Extrait choisi.

== == ==

La crise sanitaire et le confinement ont permis de mesurer les avantages et les inconvénients du travail à distance pour tout un ensemble de métiers...

La pandémie et le confinement ont transformé radicalement, au moins tant qu'ils ont duré, la façon de travailler de la plupart des gens. Certains ont ainsi expérimenté un repos forcé, qui a parfois précédé la perte de leur emploi ou l’arrêt de leur activité. D’autres n’ont pas cessé d’aller au travail, mais ont dû faire face à un surcroît d’activité et, souvent, à un fonctionnement dégradé. D’autres encore ont dû travailler à distance, avec les apprentissages et les ajustements que cela imposait, et dans des conditions qu’ils n’avaient pas choisies, pour la plupart.

Le développement du télétravail s’est imposé comme l’une des évolutions les plus marquantes mais aussi les plus durables, dont les effets méritent d’être scrutés. C’est ce qu’a entrepris l’association « La Compagnie. Pourquoi se lever le matin ! » en procédant à une cinquantaine d’entretiens entre mars 2020 et juin 2022. Ces derniers portent sur la manière dont le travail à distance, mis en place à partir du premier confinement, a bouleversé l’activité des personnes interviewées.

Dans l'ouvrage Le Travail à l'épreuve de la pandémie, le sociologue François Granier en tire une analyse s’inspirant du modèle S-I-C, élaboré par Françoise Piotet et Renaud Sainsaulieu (Méthodes pour une sociologie de l’entreprise, 1994) pour distinguer des types de régulation socio-culturelle d’entreprise, qui invite à prendre en compte aussi bien les structures formelles que les interactions entre les acteurs ou encore la culture véhiculée par les individus et les groupes.

François Granier a aimablement accepté de répondre à des questions pour présenter son livre à nos lecteurs.

== == ==

Consigne donnée. Veuillez recopier, dans l'extrait ci-dessus sur le télétravail, le passage qui commence par « La pandémie et » et se termine par « pour la plupart. ».

Extrait de données.

== == ==

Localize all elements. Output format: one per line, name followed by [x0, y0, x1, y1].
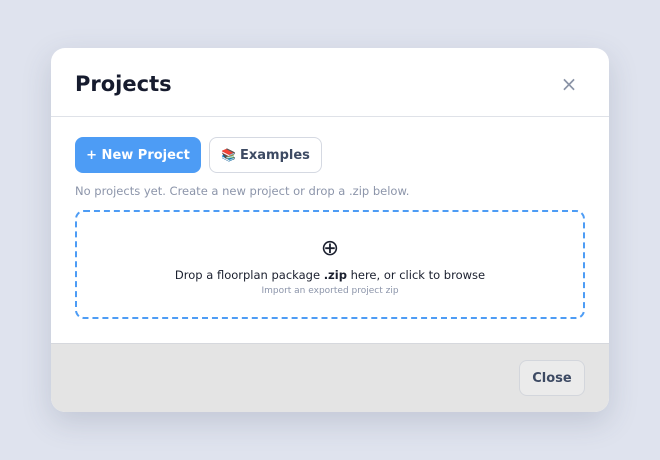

== == ==

Réponse à l'exercice.
La pandémie et le confinement ont transformé radicalement, au moins tant qu'ils ont duré, la façon de travailler de la plupart des gens. Certains ont ainsi expérimenté un repos forcé, qui a parfois précédé la perte de leur emploi ou l’arrêt de leur activité. D’autres n’ont pas cessé d’aller au travail, mais ont dû faire face à un surcroît d’activité et, souvent, à un fonctionnement dégradé. D’autres encore ont dû travailler à distance, avec les apprentissages et les ajustements que cela imposait, et dans des conditions qu’ils n’avaient pas choisies, pour la plupart.